Recorded data
-*-

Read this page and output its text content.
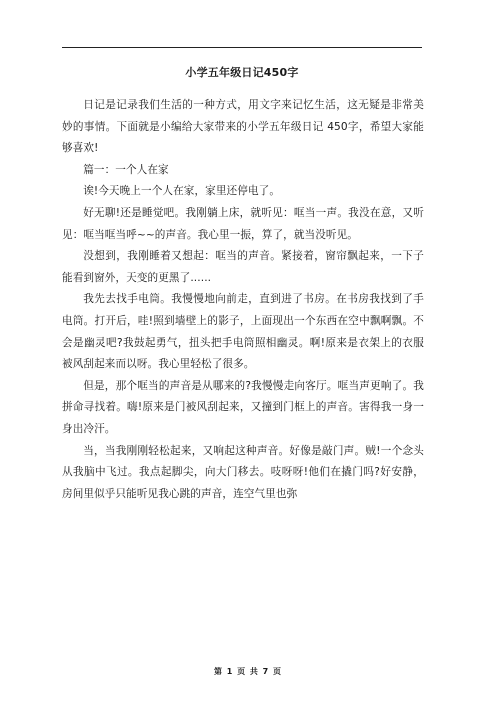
小学五年级日记450字

日记是记录我们生活的一种方式，用文字来记忆生活，这无疑是非常美妙的事情。下面就是小编给大家带来的小学五年级日记 450字，希望大家能够喜欢!

篇一：一个人在家

诶!今天晚上一个人在家，家里还停电了。

好无聊!还是睡觉吧。我刚躺上床，就听见：哐当一声。我没在意，又听见：哐当哐当呼~~的声音。我心里一振，算了，就当没听见。

没想到，我刚睡着又想起：哐当的声音。紧接着，窗帘飘起来，一下子能看到窗外，天变的更黑了......

我先去找手电筒。我慢慢地向前走，直到进了书房。在书房我找到了手电筒。打开后，哇!照到墙壁上的影子，上面现出一个东西在空中飘啊飘。不会是幽灵吧?我鼓起勇气，扭头把手电筒照相幽灵。啊!原来是衣架上的衣服被风刮起来而以呀。我心里轻松了很多。

但是，那个哐当的声音是从哪来的?我慢慢走向客厅。哐当声更响了。我拼命寻找着。嗨!原来是门被风刮起来，又撞到门框上的声音。害得我一身一身出冷汗。

当，当我刚刚轻松起来，又响起这种声音。好像是敲门声。贼!一个念头从我脑中飞过。我点起脚尖，向大门移去。吱呀呀!他们在撬门吗?好安静，房间里似乎只能听见我心跳的声音，连空气里也弥

第 1 页 共 7 页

-*-

• **WRITTEN PROBLEM**
All of the records above must be copied exactly, except for the pictures.

• **RESPONSE TO THIS TASK**
Read this page and output its text content.
小学五年级日记450字

日记是记录我们生活的一种方式，用文字来记忆生活，这无疑是非常美妙的事情。下面就是小编给大家带来的小学五年级日记 450字，希望大家能够喜欢!

篇一：一个人在家

诶!今天晚上一个人在家，家里还停电了。

好无聊!还是睡觉吧。我刚躺上床，就听见：哐当一声。我没在意，又听见：哐当哐当呼~~的声音。我心里一振，算了，就当没听见。

没想到，我刚睡着又想起：哐当的声音。紧接着，窗帘飘起来，一下子能看到窗外，天变的更黑了......

我先去找手电筒。我慢慢地向前走，直到进了书房。在书房我找到了手电筒。打开后，哇!照到墙壁上的影子，上面现出一个东西在空中飘啊飘。不会是幽灵吧?我鼓起勇气，扭头把手电筒照相幽灵。啊!原来是衣架上的衣服被风刮起来而以呀。我心里轻松了很多。

但是，那个哐当的声音是从哪来的?我慢慢走向客厅。哐当声更响了。我拼命寻找着。嗨!原来是门被风刮起来，又撞到门框上的声音。害得我一身一身出冷汗。

当，当我刚刚轻松起来，又响起这种声音。好像是敲门声。贼!一个念头从我脑中飞过。我点起脚尖，向大门移去。吱呀呀!他们在撬门吗?好安静，房间里似乎只能听见我心跳的声音，连空气里也弥

第 1 页 共 7 页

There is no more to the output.